-- Work required --
Retype only what runs from the line that contains "Extract the chart's" through the last line of the listing below, both lines included.

-- Materials provided --
___

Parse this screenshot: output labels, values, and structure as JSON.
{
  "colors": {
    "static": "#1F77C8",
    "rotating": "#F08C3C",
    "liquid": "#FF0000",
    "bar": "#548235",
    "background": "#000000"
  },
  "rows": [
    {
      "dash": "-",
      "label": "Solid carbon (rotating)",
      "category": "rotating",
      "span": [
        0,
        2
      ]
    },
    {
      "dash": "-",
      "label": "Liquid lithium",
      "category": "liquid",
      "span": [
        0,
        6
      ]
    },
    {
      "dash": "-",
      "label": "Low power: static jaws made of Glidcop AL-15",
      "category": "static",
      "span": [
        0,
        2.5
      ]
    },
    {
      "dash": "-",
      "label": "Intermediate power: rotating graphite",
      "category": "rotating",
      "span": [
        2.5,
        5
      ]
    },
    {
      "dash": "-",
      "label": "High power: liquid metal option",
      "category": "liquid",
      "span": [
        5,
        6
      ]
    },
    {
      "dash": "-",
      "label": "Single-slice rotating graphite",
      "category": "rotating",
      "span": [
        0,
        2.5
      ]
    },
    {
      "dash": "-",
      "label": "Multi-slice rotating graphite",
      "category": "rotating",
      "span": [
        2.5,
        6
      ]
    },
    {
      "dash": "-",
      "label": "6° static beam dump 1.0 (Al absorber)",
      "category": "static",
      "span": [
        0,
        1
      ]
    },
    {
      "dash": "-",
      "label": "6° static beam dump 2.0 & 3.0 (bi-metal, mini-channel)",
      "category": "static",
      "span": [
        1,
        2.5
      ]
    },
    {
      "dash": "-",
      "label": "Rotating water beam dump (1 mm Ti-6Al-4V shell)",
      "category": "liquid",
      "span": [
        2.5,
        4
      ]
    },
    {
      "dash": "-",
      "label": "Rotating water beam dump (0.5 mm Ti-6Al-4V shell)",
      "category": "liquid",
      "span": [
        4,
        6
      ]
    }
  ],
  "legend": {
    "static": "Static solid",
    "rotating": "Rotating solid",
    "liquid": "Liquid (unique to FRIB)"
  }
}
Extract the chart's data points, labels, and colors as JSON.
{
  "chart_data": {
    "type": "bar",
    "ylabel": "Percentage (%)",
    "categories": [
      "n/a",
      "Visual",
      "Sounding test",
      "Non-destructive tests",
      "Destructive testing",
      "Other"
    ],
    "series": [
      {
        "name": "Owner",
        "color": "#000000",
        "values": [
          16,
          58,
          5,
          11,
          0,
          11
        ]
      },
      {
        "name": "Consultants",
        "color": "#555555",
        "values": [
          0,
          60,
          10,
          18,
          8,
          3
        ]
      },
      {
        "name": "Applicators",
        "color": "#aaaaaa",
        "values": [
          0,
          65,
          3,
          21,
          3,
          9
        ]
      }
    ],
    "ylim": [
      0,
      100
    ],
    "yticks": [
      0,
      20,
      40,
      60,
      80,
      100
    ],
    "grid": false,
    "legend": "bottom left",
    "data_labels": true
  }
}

___

-- Completed exercise --
Extract the chart's data points, labels, and colors as JSON.
{
  "chart_data": {
    "type": "bar",
    "ylabel": "Percentage (%)",
    "categories": [
      "n/a",
      "Visual",
      "Sounding test",
      "Non-destructive tests",
      "Destructive testing",
      "Other"
    ],
    "series": [
      {
        "name": "Owner",
        "color": "#000000",
        "values": [
          16,
          58,
          5,
          11,
          0,
          11
        ]
      },
      {
        "name": "Consultants",
        "color": "#555555",
        "values": [
          0,
          60,
          10,
          18,
          8,
          3
        ]
      },
      {
        "name": "Applicators",
        "color": "#aaaaaa",
        "values": [
          0,
          65,
          3,
          21,
          3,
          9
        ]
      }
    ],
    "ylim": [
      0,
      100
    ],
    "yticks": [
      0,
      20,
      40,
      60,
      80,
      100
    ],
    "grid": false,
    "legend": "bottom left",
    "data_labels": true
  }
}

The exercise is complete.